[Directions for this task] Can you transcribe every line exactly and leave the pictures behind?

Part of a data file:
= = = =

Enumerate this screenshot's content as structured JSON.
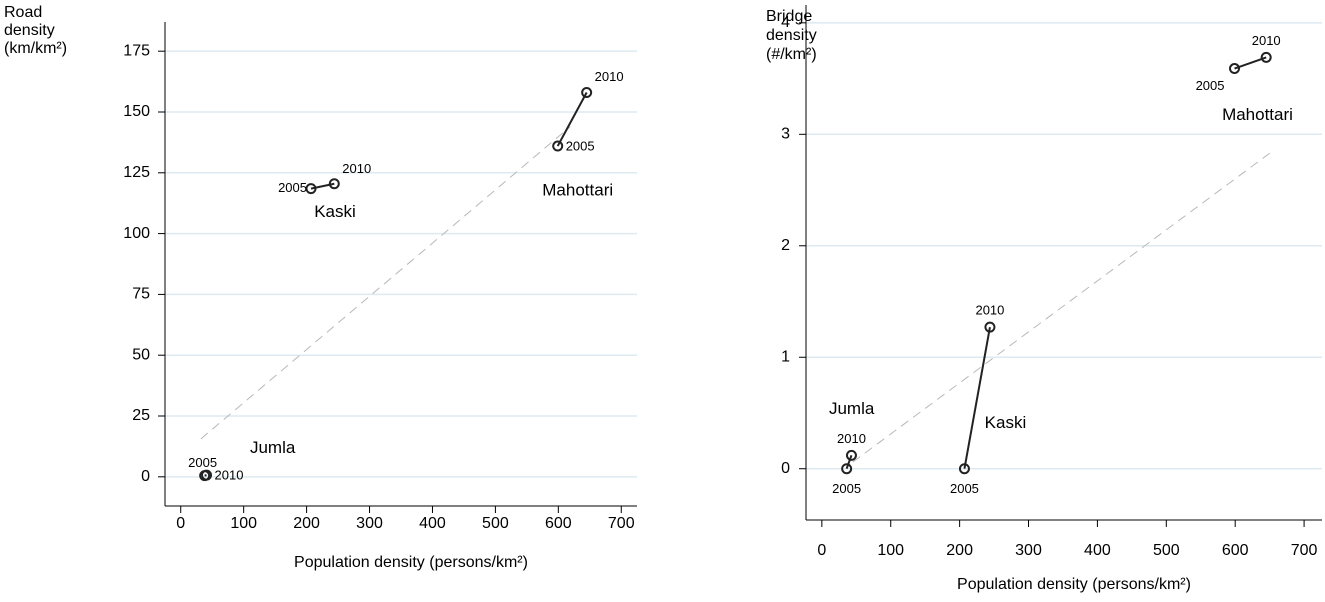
{
  "chart_data": [
    {
      "type": "scatter",
      "x_label": "Population density (persons/km²)",
      "y_label": [
        "Road",
        "density",
        "(km/km²)"
      ],
      "xlim": [
        -25,
        725
      ],
      "xticks": [
        0,
        100,
        200,
        300,
        400,
        500,
        600,
        700
      ],
      "ylim": [
        -12,
        187
      ],
      "yticks": [
        0,
        25,
        50,
        75,
        100,
        125,
        150,
        175
      ],
      "grid": true,
      "color": "#222222",
      "fit_line": {
        "x": [
          32,
          619
        ],
        "y": [
          15.6,
          144
        ]
      },
      "series": [
        {
          "name": "Jumla",
          "point_labels": [
            "2005",
            "2010"
          ],
          "x": [
            38,
            41
          ],
          "values": [
            0.5,
            0.7
          ]
        },
        {
          "name": "Kaski",
          "point_labels": [
            "2005",
            "2010"
          ],
          "x": [
            207,
            244
          ],
          "values": [
            118.5,
            120.5
          ]
        },
        {
          "name": "Mahottari",
          "point_labels": [
            "2005",
            "2010"
          ],
          "x": [
            599,
            645
          ],
          "values": [
            136,
            158
          ]
        }
      ]
    },
    {
      "type": "scatter",
      "x_label": "Population density (persons/km²)",
      "y_label": [
        "Bridge",
        "density",
        "(#/km²)"
      ],
      "xlim": [
        -23,
        726
      ],
      "xticks": [
        0,
        100,
        200,
        300,
        400,
        500,
        600,
        700
      ],
      "ylim": [
        -0.46,
        4.16
      ],
      "yticks": [
        0,
        1,
        2,
        3,
        4
      ],
      "grid": true,
      "color": "#222222",
      "fit_line": {
        "x": [
          45,
          650
        ],
        "y": [
          0.06,
          2.83
        ]
      },
      "series": [
        {
          "name": "Jumla",
          "point_labels": [
            "2005",
            "2010"
          ],
          "x": [
            36,
            43
          ],
          "values": [
            0.0,
            0.12
          ]
        },
        {
          "name": "Kaski",
          "point_labels": [
            "2005",
            "2010"
          ],
          "x": [
            207,
            244
          ],
          "values": [
            0.0,
            1.27
          ]
        },
        {
          "name": "Mahottari",
          "point_labels": [
            "2005",
            "2010"
          ],
          "x": [
            599,
            645
          ],
          "values": [
            3.59,
            3.69
          ]
        }
      ]
    }
  ]
}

= = = =

[Solution for this problem]
Enumerate this screenshot's content as structured JSON.
{
  "chart_data": [
    {
      "type": "scatter",
      "x_label": "Population density (persons/km²)",
      "y_label": [
        "Road",
        "density",
        "(km/km²)"
      ],
      "xlim": [
        -25,
        725
      ],
      "xticks": [
        0,
        100,
        200,
        300,
        400,
        500,
        600,
        700
      ],
      "ylim": [
        -12,
        187
      ],
      "yticks": [
        0,
        25,
        50,
        75,
        100,
        125,
        150,
        175
      ],
      "grid": true,
      "color": "#222222",
      "fit_line": {
        "x": [
          32,
          619
        ],
        "y": [
          15.6,
          144
        ]
      },
      "series": [
        {
          "name": "Jumla",
          "point_labels": [
            "2005",
            "2010"
          ],
          "x": [
            38,
            41
          ],
          "values": [
            0.5,
            0.7
          ]
        },
        {
          "name": "Kaski",
          "point_labels": [
            "2005",
            "2010"
          ],
          "x": [
            207,
            244
          ],
          "values": [
            118.5,
            120.5
          ]
        },
        {
          "name": "Mahottari",
          "point_labels": [
            "2005",
            "2010"
          ],
          "x": [
            599,
            645
          ],
          "values": [
            136,
            158
          ]
        }
      ]
    },
    {
      "type": "scatter",
      "x_label": "Population density (persons/km²)",
      "y_label": [
        "Bridge",
        "density",
        "(#/km²)"
      ],
      "xlim": [
        -23,
        726
      ],
      "xticks": [
        0,
        100,
        200,
        300,
        400,
        500,
        600,
        700
      ],
      "ylim": [
        -0.46,
        4.16
      ],
      "yticks": [
        0,
        1,
        2,
        3,
        4
      ],
      "grid": true,
      "color": "#222222",
      "fit_line": {
        "x": [
          45,
          650
        ],
        "y": [
          0.06,
          2.83
        ]
      },
      "series": [
        {
          "name": "Jumla",
          "point_labels": [
            "2005",
            "2010"
          ],
          "x": [
            36,
            43
          ],
          "values": [
            0.0,
            0.12
          ]
        },
        {
          "name": "Kaski",
          "point_labels": [
            "2005",
            "2010"
          ],
          "x": [
            207,
            244
          ],
          "values": [
            0.0,
            1.27
          ]
        },
        {
          "name": "Mahottari",
          "point_labels": [
            "2005",
            "2010"
          ],
          "x": [
            599,
            645
          ],
          "values": [
            3.59,
            3.69
          ]
        }
      ]
    }
  ]
}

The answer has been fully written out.